[Extracted data entries]
####################

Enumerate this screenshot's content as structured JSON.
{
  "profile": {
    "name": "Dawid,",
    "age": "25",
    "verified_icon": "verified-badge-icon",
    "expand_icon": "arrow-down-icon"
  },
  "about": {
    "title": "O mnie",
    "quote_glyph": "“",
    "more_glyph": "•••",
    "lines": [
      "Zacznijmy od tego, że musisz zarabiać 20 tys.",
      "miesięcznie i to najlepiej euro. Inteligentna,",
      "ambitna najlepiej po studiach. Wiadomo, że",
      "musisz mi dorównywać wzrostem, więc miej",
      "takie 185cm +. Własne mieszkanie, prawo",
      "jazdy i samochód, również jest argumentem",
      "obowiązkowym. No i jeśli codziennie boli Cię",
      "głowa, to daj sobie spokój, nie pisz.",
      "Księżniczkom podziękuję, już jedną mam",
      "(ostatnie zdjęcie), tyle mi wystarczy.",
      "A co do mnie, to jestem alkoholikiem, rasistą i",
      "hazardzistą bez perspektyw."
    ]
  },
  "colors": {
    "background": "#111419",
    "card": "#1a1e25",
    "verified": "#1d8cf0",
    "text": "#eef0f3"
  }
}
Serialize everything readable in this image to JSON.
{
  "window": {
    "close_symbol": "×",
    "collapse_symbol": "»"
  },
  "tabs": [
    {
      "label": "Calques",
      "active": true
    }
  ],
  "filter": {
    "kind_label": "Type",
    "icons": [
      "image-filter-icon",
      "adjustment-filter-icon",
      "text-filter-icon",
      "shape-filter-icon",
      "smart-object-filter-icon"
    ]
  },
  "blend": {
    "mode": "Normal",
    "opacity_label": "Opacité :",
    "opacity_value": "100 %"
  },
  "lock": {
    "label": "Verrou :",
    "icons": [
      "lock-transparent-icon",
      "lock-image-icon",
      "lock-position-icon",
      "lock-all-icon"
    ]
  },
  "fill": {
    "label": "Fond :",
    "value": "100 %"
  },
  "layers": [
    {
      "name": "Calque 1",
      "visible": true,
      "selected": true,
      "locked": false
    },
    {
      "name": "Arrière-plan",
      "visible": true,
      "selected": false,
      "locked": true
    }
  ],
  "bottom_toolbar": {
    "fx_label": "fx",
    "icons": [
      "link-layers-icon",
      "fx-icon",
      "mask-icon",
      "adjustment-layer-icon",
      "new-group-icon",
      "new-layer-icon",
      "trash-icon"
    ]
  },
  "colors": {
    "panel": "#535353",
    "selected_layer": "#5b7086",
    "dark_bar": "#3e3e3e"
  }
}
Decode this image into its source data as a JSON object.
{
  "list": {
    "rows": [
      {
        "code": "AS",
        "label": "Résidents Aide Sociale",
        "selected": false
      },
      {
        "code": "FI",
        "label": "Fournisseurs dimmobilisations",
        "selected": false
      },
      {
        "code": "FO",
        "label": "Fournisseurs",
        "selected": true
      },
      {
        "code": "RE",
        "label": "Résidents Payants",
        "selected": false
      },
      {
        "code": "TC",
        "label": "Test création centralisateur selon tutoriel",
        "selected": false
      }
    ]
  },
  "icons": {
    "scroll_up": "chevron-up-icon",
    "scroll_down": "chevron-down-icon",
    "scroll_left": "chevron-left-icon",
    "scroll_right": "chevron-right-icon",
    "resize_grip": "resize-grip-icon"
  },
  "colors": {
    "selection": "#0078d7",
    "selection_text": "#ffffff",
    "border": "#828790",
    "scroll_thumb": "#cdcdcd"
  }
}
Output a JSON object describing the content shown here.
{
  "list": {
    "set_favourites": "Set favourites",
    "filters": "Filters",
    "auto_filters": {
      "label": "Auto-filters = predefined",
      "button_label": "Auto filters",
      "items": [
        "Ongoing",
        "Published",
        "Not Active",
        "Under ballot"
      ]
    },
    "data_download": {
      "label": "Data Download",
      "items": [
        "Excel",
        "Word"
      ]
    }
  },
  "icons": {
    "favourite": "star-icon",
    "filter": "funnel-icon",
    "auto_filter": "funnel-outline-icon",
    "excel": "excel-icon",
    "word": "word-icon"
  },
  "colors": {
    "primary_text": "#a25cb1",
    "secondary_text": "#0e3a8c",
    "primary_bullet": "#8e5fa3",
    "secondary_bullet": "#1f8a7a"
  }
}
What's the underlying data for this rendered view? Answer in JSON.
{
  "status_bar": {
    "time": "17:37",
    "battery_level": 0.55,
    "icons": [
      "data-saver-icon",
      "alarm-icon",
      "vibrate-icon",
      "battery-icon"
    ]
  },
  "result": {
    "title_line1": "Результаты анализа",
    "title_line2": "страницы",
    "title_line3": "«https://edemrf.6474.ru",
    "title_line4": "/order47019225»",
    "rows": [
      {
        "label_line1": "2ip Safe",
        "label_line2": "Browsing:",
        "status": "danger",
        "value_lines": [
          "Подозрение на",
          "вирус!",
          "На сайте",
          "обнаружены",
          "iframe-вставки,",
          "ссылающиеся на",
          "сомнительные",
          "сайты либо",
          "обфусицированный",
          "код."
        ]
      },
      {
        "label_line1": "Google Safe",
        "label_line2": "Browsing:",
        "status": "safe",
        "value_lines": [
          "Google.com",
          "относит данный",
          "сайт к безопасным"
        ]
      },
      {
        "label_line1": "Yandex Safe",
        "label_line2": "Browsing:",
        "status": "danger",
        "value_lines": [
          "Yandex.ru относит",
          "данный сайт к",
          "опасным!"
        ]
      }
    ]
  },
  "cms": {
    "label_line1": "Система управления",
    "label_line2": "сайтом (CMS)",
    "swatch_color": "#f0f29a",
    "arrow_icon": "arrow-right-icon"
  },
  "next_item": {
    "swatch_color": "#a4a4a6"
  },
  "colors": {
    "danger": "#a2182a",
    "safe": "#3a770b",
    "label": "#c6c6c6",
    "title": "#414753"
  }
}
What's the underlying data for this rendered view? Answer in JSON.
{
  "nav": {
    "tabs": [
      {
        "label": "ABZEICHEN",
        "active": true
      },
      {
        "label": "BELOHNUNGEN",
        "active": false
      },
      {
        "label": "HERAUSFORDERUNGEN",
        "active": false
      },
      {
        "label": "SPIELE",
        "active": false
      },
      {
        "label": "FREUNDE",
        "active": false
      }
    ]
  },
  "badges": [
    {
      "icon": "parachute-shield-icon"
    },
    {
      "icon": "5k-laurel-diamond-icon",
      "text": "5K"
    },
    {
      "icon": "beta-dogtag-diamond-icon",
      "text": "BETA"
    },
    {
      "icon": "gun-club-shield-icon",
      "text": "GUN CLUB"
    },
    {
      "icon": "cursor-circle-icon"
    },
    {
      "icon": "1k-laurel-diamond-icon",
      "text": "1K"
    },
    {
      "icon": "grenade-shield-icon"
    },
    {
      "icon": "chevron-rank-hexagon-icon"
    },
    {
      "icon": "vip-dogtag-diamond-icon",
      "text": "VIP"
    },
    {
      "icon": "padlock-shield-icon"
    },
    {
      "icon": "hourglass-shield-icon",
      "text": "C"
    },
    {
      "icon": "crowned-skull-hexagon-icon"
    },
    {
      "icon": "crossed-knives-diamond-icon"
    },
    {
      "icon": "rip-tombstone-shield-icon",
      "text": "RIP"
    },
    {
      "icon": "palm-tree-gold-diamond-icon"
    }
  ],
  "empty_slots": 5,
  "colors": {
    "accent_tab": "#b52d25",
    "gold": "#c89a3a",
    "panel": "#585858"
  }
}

####################

(DIRECTION):
In the lines above, locate the string "adjustment". Copy every line where it occurs.

(EXERCISE SOLUTION):
      "adjustment-filter-icon",
      "adjustment-layer-icon",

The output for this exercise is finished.